Copy the data from the line that contains "What data populates" to its last line, exactly, including both of those lines and leaving out everything before.
::: Material shown :::
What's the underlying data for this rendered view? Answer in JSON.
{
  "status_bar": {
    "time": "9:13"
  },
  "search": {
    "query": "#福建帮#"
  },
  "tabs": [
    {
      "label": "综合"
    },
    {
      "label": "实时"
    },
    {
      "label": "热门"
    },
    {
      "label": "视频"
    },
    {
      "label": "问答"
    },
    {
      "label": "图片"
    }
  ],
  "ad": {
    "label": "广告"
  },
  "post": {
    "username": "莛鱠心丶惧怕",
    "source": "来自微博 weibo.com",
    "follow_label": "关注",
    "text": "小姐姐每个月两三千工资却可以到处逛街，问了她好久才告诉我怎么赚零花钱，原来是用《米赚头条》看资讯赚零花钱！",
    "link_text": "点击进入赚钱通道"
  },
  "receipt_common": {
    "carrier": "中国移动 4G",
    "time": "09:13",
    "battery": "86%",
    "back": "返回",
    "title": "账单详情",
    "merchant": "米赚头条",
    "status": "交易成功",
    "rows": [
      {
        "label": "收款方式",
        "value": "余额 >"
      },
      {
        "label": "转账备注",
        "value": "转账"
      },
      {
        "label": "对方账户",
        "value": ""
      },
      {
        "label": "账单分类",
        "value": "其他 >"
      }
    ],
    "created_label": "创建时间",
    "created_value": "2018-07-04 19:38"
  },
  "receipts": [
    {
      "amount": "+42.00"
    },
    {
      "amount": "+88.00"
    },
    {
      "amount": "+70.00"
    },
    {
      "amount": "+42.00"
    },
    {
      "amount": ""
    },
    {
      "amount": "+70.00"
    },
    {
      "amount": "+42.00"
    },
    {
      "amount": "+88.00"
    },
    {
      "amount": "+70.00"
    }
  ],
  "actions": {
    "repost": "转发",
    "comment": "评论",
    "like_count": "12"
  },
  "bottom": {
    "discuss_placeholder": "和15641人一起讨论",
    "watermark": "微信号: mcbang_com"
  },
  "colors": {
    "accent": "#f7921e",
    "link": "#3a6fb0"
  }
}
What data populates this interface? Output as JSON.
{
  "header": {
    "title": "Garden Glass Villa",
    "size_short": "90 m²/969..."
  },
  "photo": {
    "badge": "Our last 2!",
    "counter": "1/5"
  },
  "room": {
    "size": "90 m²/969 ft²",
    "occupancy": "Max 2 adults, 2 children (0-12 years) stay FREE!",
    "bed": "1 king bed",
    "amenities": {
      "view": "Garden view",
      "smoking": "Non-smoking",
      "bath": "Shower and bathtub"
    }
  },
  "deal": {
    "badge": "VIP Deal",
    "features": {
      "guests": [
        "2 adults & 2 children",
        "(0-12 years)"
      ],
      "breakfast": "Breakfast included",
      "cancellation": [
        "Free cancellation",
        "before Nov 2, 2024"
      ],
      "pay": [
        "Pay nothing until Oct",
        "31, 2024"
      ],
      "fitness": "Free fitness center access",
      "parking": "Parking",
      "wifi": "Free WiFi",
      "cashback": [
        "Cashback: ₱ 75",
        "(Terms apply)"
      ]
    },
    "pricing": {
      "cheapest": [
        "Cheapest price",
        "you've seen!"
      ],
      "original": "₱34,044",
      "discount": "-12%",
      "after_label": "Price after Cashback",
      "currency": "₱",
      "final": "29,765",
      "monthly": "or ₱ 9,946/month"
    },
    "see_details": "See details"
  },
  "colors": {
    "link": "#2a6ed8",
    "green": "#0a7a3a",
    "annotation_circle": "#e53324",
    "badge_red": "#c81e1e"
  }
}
:::
> Output of the exercise
What data populates this interface? Output as JSON.
{
  "header": {
    "title": "Garden Glass Villa",
    "size_short": "90 m²/969..."
  },
  "photo": {
    "badge": "Our last 2!",
    "counter": "1/5"
  },
  "room": {
    "size": "90 m²/969 ft²",
    "occupancy": "Max 2 adults, 2 children (0-12 years) stay FREE!",
    "bed": "1 king bed",
    "amenities": {
      "view": "Garden view",
      "smoking": "Non-smoking",
      "bath": "Shower and bathtub"
    }
  },
  "deal": {
    "badge": "VIP Deal",
    "features": {
      "guests": [
        "2 adults & 2 children",
        "(0-12 years)"
      ],
      "breakfast": "Breakfast included",
      "cancellation": [
        "Free cancellation",
        "before Nov 2, 2024"
      ],
      "pay": [
        "Pay nothing until Oct",
        "31, 2024"
      ],
      "fitness": "Free fitness center access",
      "parking": "Parking",
      "wifi": "Free WiFi",
      "cashback": [
        "Cashback: ₱ 75",
        "(Terms apply)"
      ]
    },
    "pricing": {
      "cheapest": [
        "Cheapest price",
        "you've seen!"
      ],
      "original": "₱34,044",
      "discount": "-12%",
      "after_label": "Price after Cashback",
      "currency": "₱",
      "final": "29,765",
      "monthly": "or ₱ 9,946/month"
    },
    "see_details": "See details"
  },
  "colors": {
    "link": "#2a6ed8",
    "green": "#0a7a3a",
    "annotation_circle": "#e53324",
    "badge_red": "#c81e1e"
  }
}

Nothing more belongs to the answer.